Restate every line of the material, word for word.

** start Recorded data **

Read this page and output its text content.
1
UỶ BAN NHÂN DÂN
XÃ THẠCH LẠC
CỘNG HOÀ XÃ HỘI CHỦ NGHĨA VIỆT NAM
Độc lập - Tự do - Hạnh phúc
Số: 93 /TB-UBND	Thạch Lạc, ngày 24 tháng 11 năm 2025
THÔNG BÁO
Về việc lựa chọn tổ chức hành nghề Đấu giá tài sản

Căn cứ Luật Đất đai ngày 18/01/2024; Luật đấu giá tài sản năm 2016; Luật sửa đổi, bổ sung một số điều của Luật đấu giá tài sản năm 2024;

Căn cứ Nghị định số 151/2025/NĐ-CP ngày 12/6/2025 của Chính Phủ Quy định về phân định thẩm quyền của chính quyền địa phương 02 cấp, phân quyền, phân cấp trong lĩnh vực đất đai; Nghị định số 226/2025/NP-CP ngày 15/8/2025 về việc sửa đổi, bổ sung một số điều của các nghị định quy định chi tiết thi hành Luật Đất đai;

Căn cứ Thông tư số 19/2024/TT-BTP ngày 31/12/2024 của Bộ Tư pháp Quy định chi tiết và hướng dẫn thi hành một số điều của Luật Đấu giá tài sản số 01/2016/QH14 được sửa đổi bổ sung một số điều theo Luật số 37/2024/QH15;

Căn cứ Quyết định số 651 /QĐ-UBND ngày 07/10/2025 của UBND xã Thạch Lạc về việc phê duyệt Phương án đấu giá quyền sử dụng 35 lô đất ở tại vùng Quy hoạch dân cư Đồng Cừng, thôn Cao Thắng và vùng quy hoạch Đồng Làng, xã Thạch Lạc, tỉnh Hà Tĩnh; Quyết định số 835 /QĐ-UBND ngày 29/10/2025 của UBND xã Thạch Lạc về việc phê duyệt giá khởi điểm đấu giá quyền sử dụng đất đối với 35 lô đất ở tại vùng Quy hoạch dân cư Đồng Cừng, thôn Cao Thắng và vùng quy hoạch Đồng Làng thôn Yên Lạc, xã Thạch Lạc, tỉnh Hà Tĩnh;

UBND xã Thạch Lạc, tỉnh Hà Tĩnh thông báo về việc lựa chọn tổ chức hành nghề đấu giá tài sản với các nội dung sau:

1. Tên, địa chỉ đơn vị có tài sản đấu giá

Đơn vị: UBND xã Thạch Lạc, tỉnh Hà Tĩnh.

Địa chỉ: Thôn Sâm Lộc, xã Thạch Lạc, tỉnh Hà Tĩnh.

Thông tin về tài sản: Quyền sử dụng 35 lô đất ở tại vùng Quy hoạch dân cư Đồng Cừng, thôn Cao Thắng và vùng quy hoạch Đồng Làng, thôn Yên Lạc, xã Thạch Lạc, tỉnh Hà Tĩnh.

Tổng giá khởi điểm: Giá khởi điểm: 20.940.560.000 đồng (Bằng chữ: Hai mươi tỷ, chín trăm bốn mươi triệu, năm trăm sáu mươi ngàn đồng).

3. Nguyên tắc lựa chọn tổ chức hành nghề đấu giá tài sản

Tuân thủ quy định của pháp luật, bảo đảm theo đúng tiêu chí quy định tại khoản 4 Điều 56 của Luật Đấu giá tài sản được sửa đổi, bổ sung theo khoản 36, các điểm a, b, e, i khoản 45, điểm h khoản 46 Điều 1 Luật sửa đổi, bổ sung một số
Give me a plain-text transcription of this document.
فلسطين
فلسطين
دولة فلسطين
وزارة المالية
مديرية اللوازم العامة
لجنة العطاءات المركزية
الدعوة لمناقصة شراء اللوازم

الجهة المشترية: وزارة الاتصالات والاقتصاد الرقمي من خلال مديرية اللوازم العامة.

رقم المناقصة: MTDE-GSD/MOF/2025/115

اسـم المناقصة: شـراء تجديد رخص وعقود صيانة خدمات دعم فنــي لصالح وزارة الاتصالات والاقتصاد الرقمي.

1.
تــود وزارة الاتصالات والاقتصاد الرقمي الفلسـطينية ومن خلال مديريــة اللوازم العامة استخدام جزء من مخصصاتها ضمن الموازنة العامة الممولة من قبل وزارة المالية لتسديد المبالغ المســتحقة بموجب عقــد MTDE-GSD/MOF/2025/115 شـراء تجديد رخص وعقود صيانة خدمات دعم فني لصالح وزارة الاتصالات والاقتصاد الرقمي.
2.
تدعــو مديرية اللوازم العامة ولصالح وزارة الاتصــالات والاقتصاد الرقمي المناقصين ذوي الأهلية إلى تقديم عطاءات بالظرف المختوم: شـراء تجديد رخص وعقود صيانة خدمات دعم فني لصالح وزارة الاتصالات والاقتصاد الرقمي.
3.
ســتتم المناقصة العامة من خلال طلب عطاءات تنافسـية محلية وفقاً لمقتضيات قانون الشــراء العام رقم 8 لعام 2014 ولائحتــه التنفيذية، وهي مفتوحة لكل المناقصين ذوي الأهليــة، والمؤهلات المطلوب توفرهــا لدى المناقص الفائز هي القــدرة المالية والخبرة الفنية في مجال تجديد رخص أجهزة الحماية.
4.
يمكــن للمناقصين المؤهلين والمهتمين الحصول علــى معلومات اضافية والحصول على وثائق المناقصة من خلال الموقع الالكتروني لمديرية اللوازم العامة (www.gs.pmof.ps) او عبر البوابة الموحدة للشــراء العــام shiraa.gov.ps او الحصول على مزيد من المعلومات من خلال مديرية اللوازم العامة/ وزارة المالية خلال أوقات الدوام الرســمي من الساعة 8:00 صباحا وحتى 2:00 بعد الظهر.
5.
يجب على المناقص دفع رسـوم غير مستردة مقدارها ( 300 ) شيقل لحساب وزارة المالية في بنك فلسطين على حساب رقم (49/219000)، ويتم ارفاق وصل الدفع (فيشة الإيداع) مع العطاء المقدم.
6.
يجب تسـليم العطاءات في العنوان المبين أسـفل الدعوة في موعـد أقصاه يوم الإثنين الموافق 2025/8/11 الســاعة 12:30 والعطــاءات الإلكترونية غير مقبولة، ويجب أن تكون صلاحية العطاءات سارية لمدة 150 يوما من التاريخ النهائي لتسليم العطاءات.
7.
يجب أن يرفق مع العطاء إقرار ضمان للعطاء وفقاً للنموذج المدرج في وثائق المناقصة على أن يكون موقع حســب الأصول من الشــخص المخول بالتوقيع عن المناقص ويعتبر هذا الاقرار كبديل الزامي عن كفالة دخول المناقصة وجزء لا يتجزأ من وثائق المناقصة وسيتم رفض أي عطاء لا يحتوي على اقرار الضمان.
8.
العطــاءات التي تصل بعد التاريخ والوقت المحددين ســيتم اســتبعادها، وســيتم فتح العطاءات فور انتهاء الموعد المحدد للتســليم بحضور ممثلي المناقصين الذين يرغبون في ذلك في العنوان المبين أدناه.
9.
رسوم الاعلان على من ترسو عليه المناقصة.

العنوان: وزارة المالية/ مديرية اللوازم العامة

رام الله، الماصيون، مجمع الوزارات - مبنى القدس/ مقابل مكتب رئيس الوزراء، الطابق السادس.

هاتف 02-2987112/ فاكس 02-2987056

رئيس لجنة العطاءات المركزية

** end Recorded data **

__Exercise answer__
Read this page and output its text content.
1
UỶ BAN NHÂN DÂN
XÃ THẠCH LẠC
CỘNG HOÀ XÃ HỘI CHỦ NGHĨA VIỆT NAM
Độc lập - Tự do - Hạnh phúc
Số: 93 /TB-UBND	Thạch Lạc, ngày 24 tháng 11 năm 2025
THÔNG BÁO
Về việc lựa chọn tổ chức hành nghề Đấu giá tài sản

Căn cứ Luật Đất đai ngày 18/01/2024; Luật đấu giá tài sản năm 2016; Luật sửa đổi, bổ sung một số điều của Luật đấu giá tài sản năm 2024;

Căn cứ Nghị định số 151/2025/NĐ-CP ngày 12/6/2025 của Chính Phủ Quy định về phân định thẩm quyền của chính quyền địa phương 02 cấp, phân quyền, phân cấp trong lĩnh vực đất đai; Nghị định số 226/2025/NP-CP ngày 15/8/2025 về việc sửa đổi, bổ sung một số điều của các nghị định quy định chi tiết thi hành Luật Đất đai;

Căn cứ Thông tư số 19/2024/TT-BTP ngày 31/12/2024 của Bộ Tư pháp Quy định chi tiết và hướng dẫn thi hành một số điều của Luật Đấu giá tài sản số 01/2016/QH14 được sửa đổi bổ sung một số điều theo Luật số 37/2024/QH15;

Căn cứ Quyết định số 651 /QĐ-UBND ngày 07/10/2025 của UBND xã Thạch Lạc về việc phê duyệt Phương án đấu giá quyền sử dụng 35 lô đất ở tại vùng Quy hoạch dân cư Đồng Cừng, thôn Cao Thắng và vùng quy hoạch Đồng Làng, xã Thạch Lạc, tỉnh Hà Tĩnh; Quyết định số 835 /QĐ-UBND ngày 29/10/2025 của UBND xã Thạch Lạc về việc phê duyệt giá khởi điểm đấu giá quyền sử dụng đất đối với 35 lô đất ở tại vùng Quy hoạch dân cư Đồng Cừng, thôn Cao Thắng và vùng quy hoạch Đồng Làng thôn Yên Lạc, xã Thạch Lạc, tỉnh Hà Tĩnh;

UBND xã Thạch Lạc, tỉnh Hà Tĩnh thông báo về việc lựa chọn tổ chức hành nghề đấu giá tài sản với các nội dung sau:

1. Tên, địa chỉ đơn vị có tài sản đấu giá

Đơn vị: UBND xã Thạch Lạc, tỉnh Hà Tĩnh.

Địa chỉ: Thôn Sâm Lộc, xã Thạch Lạc, tỉnh Hà Tĩnh.

Thông tin về tài sản: Quyền sử dụng 35 lô đất ở tại vùng Quy hoạch dân cư Đồng Cừng, thôn Cao Thắng và vùng quy hoạch Đồng Làng, thôn Yên Lạc, xã Thạch Lạc, tỉnh Hà Tĩnh.

Tổng giá khởi điểm: Giá khởi điểm: 20.940.560.000 đồng (Bằng chữ: Hai mươi tỷ, chín trăm bốn mươi triệu, năm trăm sáu mươi ngàn đồng).

3. Nguyên tắc lựa chọn tổ chức hành nghề đấu giá tài sản

Tuân thủ quy định của pháp luật, bảo đảm theo đúng tiêu chí quy định tại khoản 4 Điều 56 của Luật Đấu giá tài sản được sửa đổi, bổ sung theo khoản 36, các điểm a, b, e, i khoản 45, điểm h khoản 46 Điều 1 Luật sửa đổi, bổ sung một số
Give me a plain-text transcription of this document.
فلسطين
فلسطين
دولة فلسطين
وزارة المالية
مديرية اللوازم العامة
لجنة العطاءات المركزية
الدعوة لمناقصة شراء اللوازم

الجهة المشترية: وزارة الاتصالات والاقتصاد الرقمي من خلال مديرية اللوازم العامة.

رقم المناقصة: MTDE-GSD/MOF/2025/115

اسـم المناقصة: شـراء تجديد رخص وعقود صيانة خدمات دعم فنــي لصالح وزارة الاتصالات والاقتصاد الرقمي.

1.
تــود وزارة الاتصالات والاقتصاد الرقمي الفلسـطينية ومن خلال مديريــة اللوازم العامة استخدام جزء من مخصصاتها ضمن الموازنة العامة الممولة من قبل وزارة المالية لتسديد المبالغ المســتحقة بموجب عقــد MTDE-GSD/MOF/2025/115 شـراء تجديد رخص وعقود صيانة خدمات دعم فني لصالح وزارة الاتصالات والاقتصاد الرقمي.
2.
تدعــو مديرية اللوازم العامة ولصالح وزارة الاتصــالات والاقتصاد الرقمي المناقصين ذوي الأهلية إلى تقديم عطاءات بالظرف المختوم: شـراء تجديد رخص وعقود صيانة خدمات دعم فني لصالح وزارة الاتصالات والاقتصاد الرقمي.
3.
ســتتم المناقصة العامة من خلال طلب عطاءات تنافسـية محلية وفقاً لمقتضيات قانون الشــراء العام رقم 8 لعام 2014 ولائحتــه التنفيذية، وهي مفتوحة لكل المناقصين ذوي الأهليــة، والمؤهلات المطلوب توفرهــا لدى المناقص الفائز هي القــدرة المالية والخبرة الفنية في مجال تجديد رخص أجهزة الحماية.
4.
يمكــن للمناقصين المؤهلين والمهتمين الحصول علــى معلومات اضافية والحصول على وثائق المناقصة من خلال الموقع الالكتروني لمديرية اللوازم العامة (www.gs.pmof.ps) او عبر البوابة الموحدة للشــراء العــام shiraa.gov.ps او الحصول على مزيد من المعلومات من خلال مديرية اللوازم العامة/ وزارة المالية خلال أوقات الدوام الرســمي من الساعة 8:00 صباحا وحتى 2:00 بعد الظهر.
5.
يجب على المناقص دفع رسـوم غير مستردة مقدارها ( 300 ) شيقل لحساب وزارة المالية في بنك فلسطين على حساب رقم (49/219000)، ويتم ارفاق وصل الدفع (فيشة الإيداع) مع العطاء المقدم.
6.
يجب تسـليم العطاءات في العنوان المبين أسـفل الدعوة في موعـد أقصاه يوم الإثنين الموافق 2025/8/11 الســاعة 12:30 والعطــاءات الإلكترونية غير مقبولة، ويجب أن تكون صلاحية العطاءات سارية لمدة 150 يوما من التاريخ النهائي لتسليم العطاءات.
7.
يجب أن يرفق مع العطاء إقرار ضمان للعطاء وفقاً للنموذج المدرج في وثائق المناقصة على أن يكون موقع حســب الأصول من الشــخص المخول بالتوقيع عن المناقص ويعتبر هذا الاقرار كبديل الزامي عن كفالة دخول المناقصة وجزء لا يتجزأ من وثائق المناقصة وسيتم رفض أي عطاء لا يحتوي على اقرار الضمان.
8.
العطــاءات التي تصل بعد التاريخ والوقت المحددين ســيتم اســتبعادها، وســيتم فتح العطاءات فور انتهاء الموعد المحدد للتســليم بحضور ممثلي المناقصين الذين يرغبون في ذلك في العنوان المبين أدناه.
9.
رسوم الاعلان على من ترسو عليه المناقصة.

العنوان: وزارة المالية/ مديرية اللوازم العامة

رام الله، الماصيون، مجمع الوزارات - مبنى القدس/ مقابل مكتب رئيس الوزراء، الطابق السادس.

هاتف 02-2987112/ فاكس 02-2987056

رئيس لجنة العطاءات المركزية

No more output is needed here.